To be done:
Reproduce the listing below character for character, from the line containing "Output each element" down to the line containing "- text-line: 于施工环境恶劣、检测时间长、桩基荷载压力大、费用高、配套工: [147, 399, 727, 424]", with both of those lines included. Leave the picture out of your copy.

Input data:
◆ ◆ ◆ ◆ ◆ ◆ ◆

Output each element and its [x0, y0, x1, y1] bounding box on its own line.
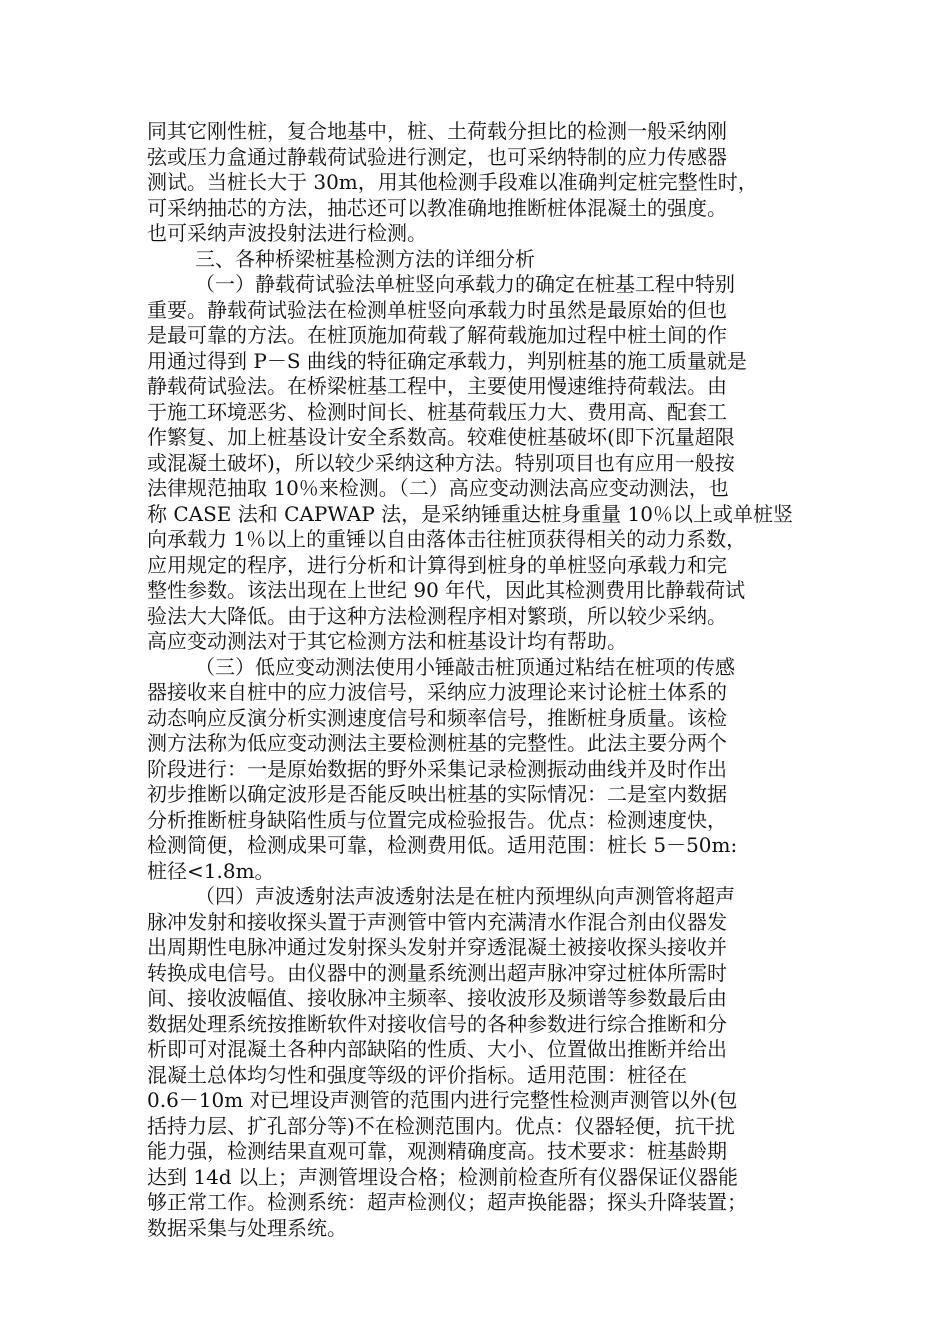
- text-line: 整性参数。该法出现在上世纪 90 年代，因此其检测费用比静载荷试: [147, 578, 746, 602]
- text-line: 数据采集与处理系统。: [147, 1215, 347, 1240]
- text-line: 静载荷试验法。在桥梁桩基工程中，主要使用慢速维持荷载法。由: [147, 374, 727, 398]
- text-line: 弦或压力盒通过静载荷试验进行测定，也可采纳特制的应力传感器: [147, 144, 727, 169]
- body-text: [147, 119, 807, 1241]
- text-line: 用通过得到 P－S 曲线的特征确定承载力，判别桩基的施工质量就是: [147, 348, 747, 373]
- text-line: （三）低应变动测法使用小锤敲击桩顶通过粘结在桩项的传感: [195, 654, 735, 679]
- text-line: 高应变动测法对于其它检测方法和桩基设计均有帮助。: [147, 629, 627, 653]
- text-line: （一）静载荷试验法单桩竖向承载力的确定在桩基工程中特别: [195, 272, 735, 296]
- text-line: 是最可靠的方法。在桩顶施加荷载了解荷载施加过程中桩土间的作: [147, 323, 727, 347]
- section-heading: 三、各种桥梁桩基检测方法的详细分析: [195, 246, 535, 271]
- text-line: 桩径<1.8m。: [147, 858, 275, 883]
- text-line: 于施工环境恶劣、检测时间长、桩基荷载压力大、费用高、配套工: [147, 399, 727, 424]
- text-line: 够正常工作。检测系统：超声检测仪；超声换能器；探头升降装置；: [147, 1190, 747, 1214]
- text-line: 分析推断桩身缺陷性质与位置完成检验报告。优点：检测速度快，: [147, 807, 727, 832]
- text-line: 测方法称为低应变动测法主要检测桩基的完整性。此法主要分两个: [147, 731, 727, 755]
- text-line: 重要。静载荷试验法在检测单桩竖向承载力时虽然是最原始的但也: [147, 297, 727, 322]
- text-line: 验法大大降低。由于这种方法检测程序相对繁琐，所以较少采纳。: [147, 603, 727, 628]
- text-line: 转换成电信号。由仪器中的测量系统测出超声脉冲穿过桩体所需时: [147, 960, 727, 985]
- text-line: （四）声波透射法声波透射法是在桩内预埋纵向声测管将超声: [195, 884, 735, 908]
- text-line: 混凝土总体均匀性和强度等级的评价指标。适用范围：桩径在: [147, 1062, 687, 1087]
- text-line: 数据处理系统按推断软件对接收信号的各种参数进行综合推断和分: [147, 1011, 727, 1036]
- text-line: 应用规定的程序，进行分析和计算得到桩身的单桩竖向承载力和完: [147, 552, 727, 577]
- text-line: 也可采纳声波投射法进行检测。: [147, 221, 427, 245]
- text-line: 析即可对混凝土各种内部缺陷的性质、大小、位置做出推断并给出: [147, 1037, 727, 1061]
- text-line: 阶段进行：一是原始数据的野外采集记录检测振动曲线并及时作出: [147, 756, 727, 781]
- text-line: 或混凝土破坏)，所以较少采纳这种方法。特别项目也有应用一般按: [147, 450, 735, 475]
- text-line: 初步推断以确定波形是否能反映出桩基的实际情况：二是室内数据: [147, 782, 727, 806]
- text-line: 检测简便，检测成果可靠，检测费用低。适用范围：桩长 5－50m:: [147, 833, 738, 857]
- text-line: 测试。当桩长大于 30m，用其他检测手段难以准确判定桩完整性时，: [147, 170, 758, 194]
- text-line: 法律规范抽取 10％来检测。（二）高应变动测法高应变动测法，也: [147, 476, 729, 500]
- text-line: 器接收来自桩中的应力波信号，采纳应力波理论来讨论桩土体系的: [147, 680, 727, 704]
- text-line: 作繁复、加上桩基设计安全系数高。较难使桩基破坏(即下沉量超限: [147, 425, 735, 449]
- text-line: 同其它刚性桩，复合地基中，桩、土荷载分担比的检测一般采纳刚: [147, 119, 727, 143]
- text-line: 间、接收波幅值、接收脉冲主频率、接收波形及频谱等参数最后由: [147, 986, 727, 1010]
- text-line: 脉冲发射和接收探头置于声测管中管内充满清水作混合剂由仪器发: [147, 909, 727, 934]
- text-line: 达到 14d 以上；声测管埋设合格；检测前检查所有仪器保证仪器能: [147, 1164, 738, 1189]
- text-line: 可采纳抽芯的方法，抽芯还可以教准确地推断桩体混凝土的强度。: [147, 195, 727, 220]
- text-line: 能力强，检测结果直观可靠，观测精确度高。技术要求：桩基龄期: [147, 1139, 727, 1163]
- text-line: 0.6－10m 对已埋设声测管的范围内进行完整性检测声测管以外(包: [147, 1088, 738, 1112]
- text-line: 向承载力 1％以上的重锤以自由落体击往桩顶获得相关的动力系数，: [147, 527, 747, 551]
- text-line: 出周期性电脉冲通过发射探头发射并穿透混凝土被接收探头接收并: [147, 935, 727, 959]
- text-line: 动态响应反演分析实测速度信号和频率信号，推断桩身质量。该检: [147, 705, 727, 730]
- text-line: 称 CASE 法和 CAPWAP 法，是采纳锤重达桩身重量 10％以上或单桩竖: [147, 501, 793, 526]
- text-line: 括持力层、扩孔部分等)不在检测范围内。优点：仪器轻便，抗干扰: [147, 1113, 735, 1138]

◆ ◆ ◆ ◆ ◆ ◆ ◆

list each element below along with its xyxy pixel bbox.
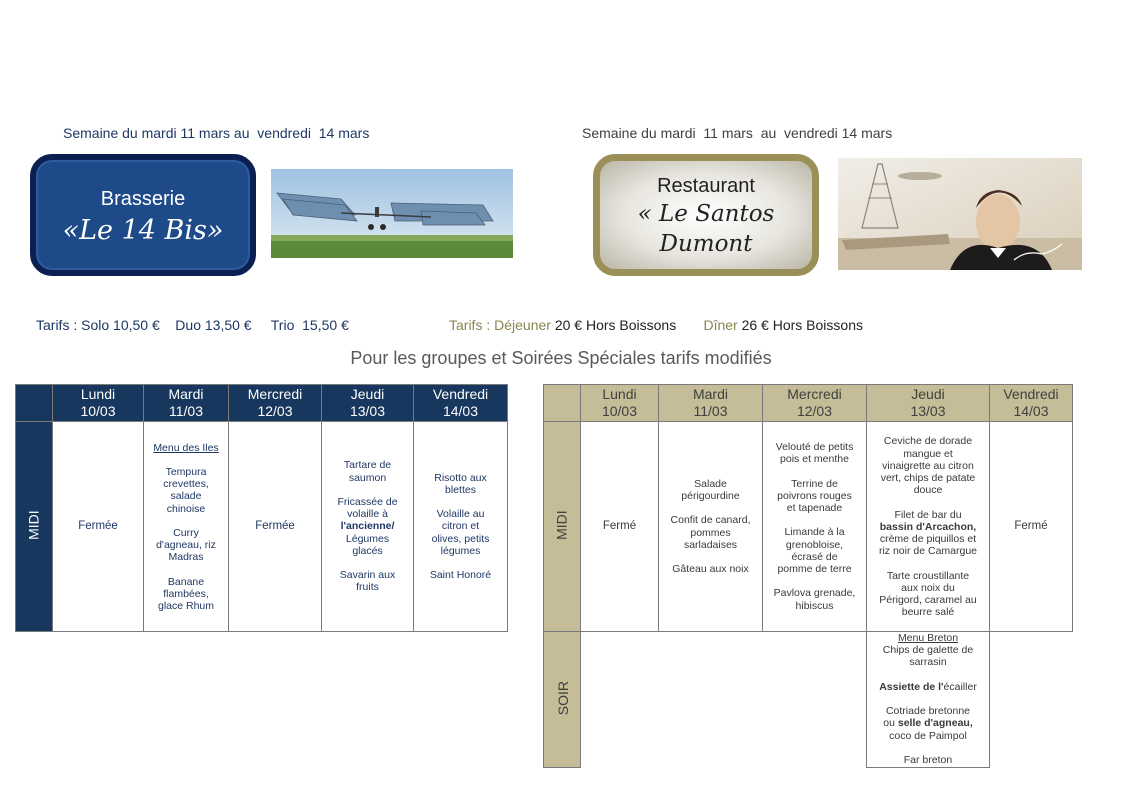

◆ ◆ ◆ ◆ ◆ ◆ ◆

Answer to the exercise:
Output each element and its [x0, y0, x1, y1] bounding box on its own line.
- text-line: 整性参数。该法出现在上世纪 90 年代，因此其检测费用比静载荷试: [147, 578, 746, 602]
- text-line: 数据采集与处理系统。: [147, 1215, 347, 1240]
- text-line: 静载荷试验法。在桥梁桩基工程中，主要使用慢速维持荷载法。由: [147, 374, 727, 398]
- text-line: 弦或压力盒通过静载荷试验进行测定，也可采纳特制的应力传感器: [147, 144, 727, 169]
- body-text: [147, 119, 807, 1241]
- text-line: 用通过得到 P－S 曲线的特征确定承载力，判别桩基的施工质量就是: [147, 348, 747, 373]
- text-line: （三）低应变动测法使用小锤敲击桩顶通过粘结在桩项的传感: [195, 654, 735, 679]
- text-line: 高应变动测法对于其它检测方法和桩基设计均有帮助。: [147, 629, 627, 653]
- text-line: （一）静载荷试验法单桩竖向承载力的确定在桩基工程中特别: [195, 272, 735, 296]
- text-line: 是最可靠的方法。在桩顶施加荷载了解荷载施加过程中桩土间的作: [147, 323, 727, 347]
- section-heading: 三、各种桥梁桩基检测方法的详细分析: [195, 246, 535, 271]
- text-line: 桩径<1.8m。: [147, 858, 275, 883]
- text-line: 于施工环境恶劣、检测时间长、桩基荷载压力大、费用高、配套工: [147, 399, 727, 424]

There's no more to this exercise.